Rb. 's-Gravenhage, 05-08-2009, nr. 327261 - HA ZA 08-4269
ECLI:NL:RBSGR:2009:BJ4638
- Instantie
Rechtbank 's-Gravenhage
- Datum
05-08-2009
- Zaaknummer
327261 - HA ZA 08-4269
- LJN
BJ4638
- Vakgebied(en)
Civiel recht algemeen (V)
- Brondocumenten en formele relaties
ECLI:NL:RBSGR:2009:BJ4638, Uitspraak, Rechtbank 's-Gravenhage, 05‑08‑2009; (Eerste aanleg - enkelvoudig)
Uitspraak 05‑08‑2009
Inhoudsindicatie
Wet Arbeid Vreemdelingen. Zelfstandige verplichting inlener.
Partij(en)
vonnis
RECHTBANK 'S-GRAVENHAGE
Sector civiel recht
zaaknummer / rolnummer: 327261 / HA ZA 08-4269
Vonnis van 5 augustus 2009
in de zaak van
de besloten vennootschap met beperkte aansprakelijkheid UITZENDBUREAU [A.] B.V.,
gevestigd te 's-Gravenhage,
eiseres in conventie,
verweerster in reconventie,
advocaat mr. T. Venneman,
tegen
de besloten vennootschap met beperkte aansprakelijkheid KWEKERIJ [B.] B.V.,
gevestigd te 's-Gravenzande,
gedaagde in conventie,
eiseres in reconventie,
advocaat mr. P.J.L.J. Duijsens.
Partijen zullen hierna [A.] en [B.] genoemd worden.
De procedure
Het verloop van de procedure blijkt uit:
- -
de dagvaarding van 16 december 2008 met producties;
- -
de conclusie van antwoord;
- -
het tussenvonnis van 25 februari 2009;
- -
het proces-verbaal van comparitie van 17 juni 2009 met de daarin genoemde stukken.

#### GEGEVENS:
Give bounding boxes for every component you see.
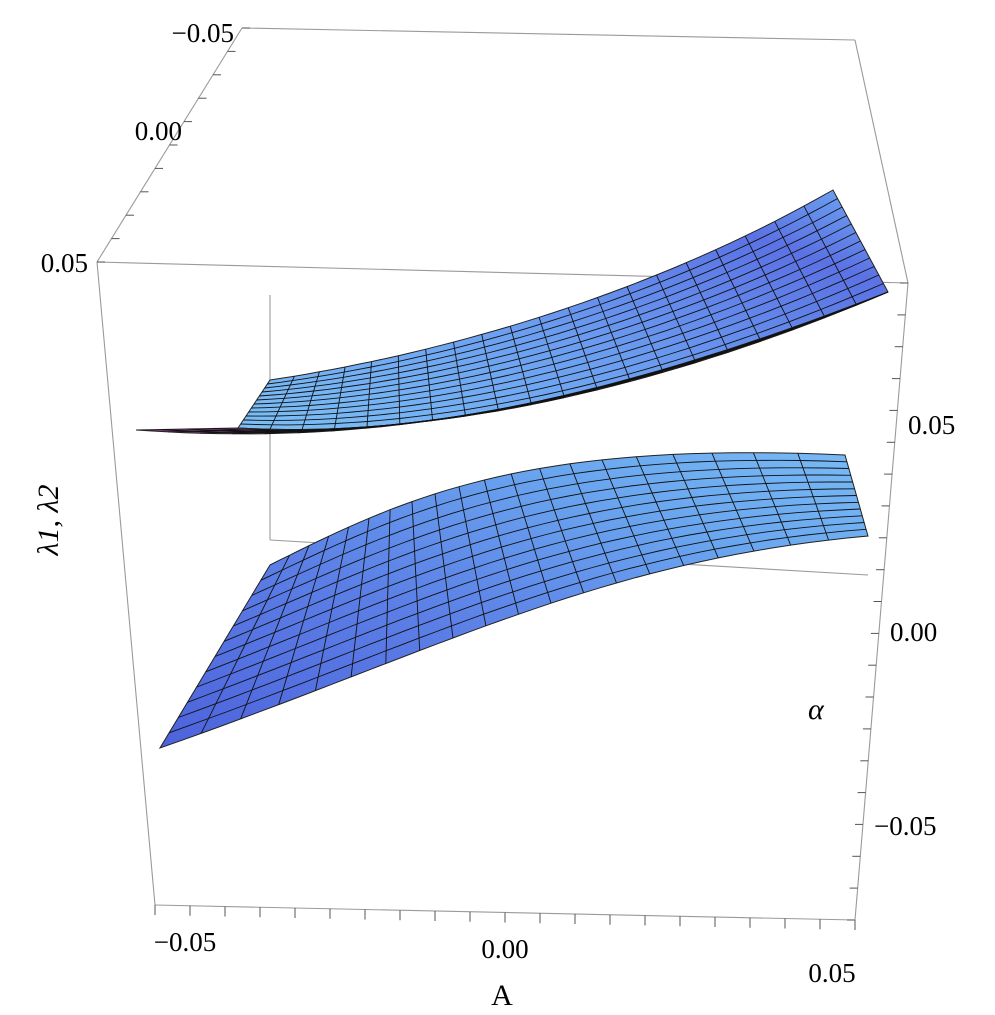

#### OPDRACHTEN:
• a. Van welke datum is de dagvaarding die in het vonnis wordt genoemd?
• b. Schrijf uit het vonnis letterlijk over: begin bij "Rb. 's-Gravenhage, 05-08-2009, nr." en ga door tot en met "recht algemeen (V)".
De gegevens zijn los materiaal en horen niet bij het vonnis.

#### ANTWOORDEN:
• a. 16 december 2008.

• b.
Rb. 's-Gravenhage, 05-08-2009, nr. 327261 - HA ZA 08-4269
ECLI:NL:RBSGR:2009:BJ4638
- Instantie
Rechtbank 's-Gravenhage
- Datum
05-08-2009
- Zaaknummer
327261 - HA ZA 08-4269
- LJN
BJ4638
- Vakgebied(en)
Civiel recht algemeen (V)